Give only the number of lines below that contain the word "data".

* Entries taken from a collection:

▬▬▬▬▬▬

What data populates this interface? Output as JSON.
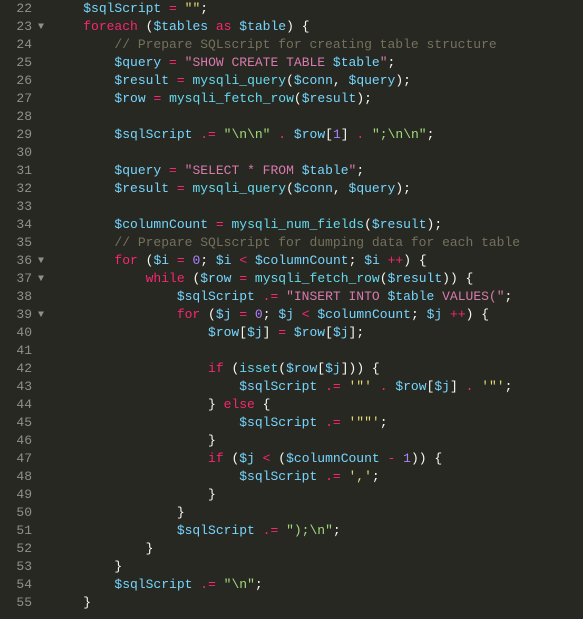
{
  "lines": [
    {
      "num": "22",
      "fold": "",
      "html": "    <span class='var'>$sqlScript</span> <span class='k'>=</span> <span class='str'>\"\"</span>;"
    },
    {
      "num": "23",
      "fold": "▼",
      "html": "    <span class='k'>foreach</span> (<span class='var'>$tables</span> <span class='k'>as</span> <span class='var'>$table</span>) {"
    },
    {
      "num": "24",
      "fold": "",
      "html": "        <span class='cmt'>// Prepare SQLscript for creating table structure</span>"
    },
    {
      "num": "25",
      "fold": "",
      "html": "        <span class='var'>$query</span> <span class='k'>=</span> <span class='rstr'>\"SHOW CREATE TABLE </span><span class='var'>$table</span><span class='rstr'>\"</span>;"
    },
    {
      "num": "26",
      "fold": "",
      "html": "        <span class='var'>$result</span> <span class='k'>=</span> <span class='fn'>mysqli_query</span>(<span class='var'>$conn</span>, <span class='var'>$query</span>);"
    },
    {
      "num": "27",
      "fold": "",
      "html": "        <span class='var'>$row</span> <span class='k'>=</span> <span class='fn'>mysqli_fetch_row</span>(<span class='var'>$result</span>);"
    },
    {
      "num": "28",
      "fold": "",
      "html": ""
    },
    {
      "num": "29",
      "fold": "",
      "html": "        <span class='var'>$sqlScript</span> <span class='k'>.=</span> <span class='strg'>\"\\n\\n\"</span> <span class='k'>.</span> <span class='var'>$row</span>[<span class='num'>1</span>] <span class='k'>.</span> <span class='strg'>\";\\n\\n\"</span>;"
    },
    {
      "num": "30",
      "fold": "",
      "html": ""
    },
    {
      "num": "31",
      "fold": "",
      "html": "        <span class='var'>$query</span> <span class='k'>=</span> <span class='rstr'>\"SELECT * FROM </span><span class='var'>$table</span><span class='rstr'>\"</span>;"
    },
    {
      "num": "32",
      "fold": "",
      "html": "        <span class='var'>$result</span> <span class='k'>=</span> <span class='fn'>mysqli_query</span>(<span class='var'>$conn</span>, <span class='var'>$query</span>);"
    },
    {
      "num": "33",
      "fold": "",
      "html": ""
    },
    {
      "num": "34",
      "fold": "",
      "html": "        <span class='var'>$columnCount</span> <span class='k'>=</span> <span class='fn'>mysqli_num_fields</span>(<span class='var'>$result</span>);"
    },
    {
      "num": "35",
      "fold": "",
      "html": "        <span class='cmt'>// Prepare SQLscript for dumping data for each table</span>"
    },
    {
      "num": "36",
      "fold": "▼",
      "html": "        <span class='k'>for</span> (<span class='var'>$i</span> <span class='k'>=</span> <span class='num'>0</span>; <span class='var'>$i</span> <span class='k'>&lt;</span> <span class='var'>$columnCount</span>; <span class='var'>$i</span> <span class='k'>++</span>) {"
    },
    {
      "num": "37",
      "fold": "▼",
      "html": "            <span class='k'>while</span> (<span class='var'>$row</span> <span class='k'>=</span> <span class='fn'>mysqli_fetch_row</span>(<span class='var'>$result</span>)) {"
    },
    {
      "num": "38",
      "fold": "",
      "html": "                <span class='var'>$sqlScript</span> <span class='k'>.=</span> <span class='rstr'>\"INSERT INTO </span><span class='var'>$table</span><span class='rstr'> VALUES(\"</span>;"
    },
    {
      "num": "39",
      "fold": "▼",
      "html": "                <span class='k'>for</span> (<span class='var'>$j</span> <span class='k'>=</span> <span class='num'>0</span>; <span class='var'>$j</span> <span class='k'>&lt;</span> <span class='var'>$columnCount</span>; <span class='var'>$j</span> <span class='k'>++</span>) {"
    },
    {
      "num": "40",
      "fold": "",
      "html": "                    <span class='var'>$row</span>[<span class='var'>$j</span>] <span class='k'>=</span> <span class='var'>$row</span>[<span class='var'>$j</span>];"
    },
    {
      "num": "41",
      "fold": "",
      "html": ""
    },
    {
      "num": "42",
      "fold": "",
      "html": "                    <span class='k'>if</span> (<span class='fn'>isset</span>(<span class='var'>$row</span>[<span class='var'>$j</span>])) {"
    },
    {
      "num": "43",
      "fold": "",
      "html": "                        <span class='var'>$sqlScript</span> <span class='k'>.=</span> <span class='str'>'\"'</span> <span class='k'>.</span> <span class='var'>$row</span>[<span class='var'>$j</span>] <span class='k'>.</span> <span class='str'>'\"'</span>;"
    },
    {
      "num": "44",
      "fold": "",
      "html": "                    } <span class='k'>else</span> {"
    },
    {
      "num": "45",
      "fold": "",
      "html": "                        <span class='var'>$sqlScript</span> <span class='k'>.=</span> <span class='str'>'\"\"'</span>;"
    },
    {
      "num": "46",
      "fold": "",
      "html": "                    }"
    },
    {
      "num": "47",
      "fold": "",
      "html": "                    <span class='k'>if</span> (<span class='var'>$j</span> <span class='k'>&lt;</span> (<span class='var'>$columnCount</span> <span class='k'>-</span> <span class='num'>1</span>)) {"
    },
    {
      "num": "48",
      "fold": "",
      "html": "                        <span class='var'>$sqlScript</span> <span class='k'>.=</span> <span class='str'>','</span>;"
    },
    {
      "num": "49",
      "fold": "",
      "html": "                    }"
    },
    {
      "num": "50",
      "fold": "",
      "html": "                }"
    },
    {
      "num": "51",
      "fold": "",
      "html": "                <span class='var'>$sqlScript</span> <span class='k'>.=</span> <span class='strg'>\");\\n\"</span>;"
    },
    {
      "num": "52",
      "fold": "",
      "html": "            }"
    },
    {
      "num": "53",
      "fold": "",
      "html": "        }"
    },
    {
      "num": "54",
      "fold": "",
      "html": "        <span class='var'>$sqlScript</span> <span class='k'>.=</span> <span class='strg'>\"\\n\"</span>;"
    },
    {
      "num": "55",
      "fold": "",
      "html": "    }"
    }
  ]
}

▬▬▬▬▬▬

* Reply: 2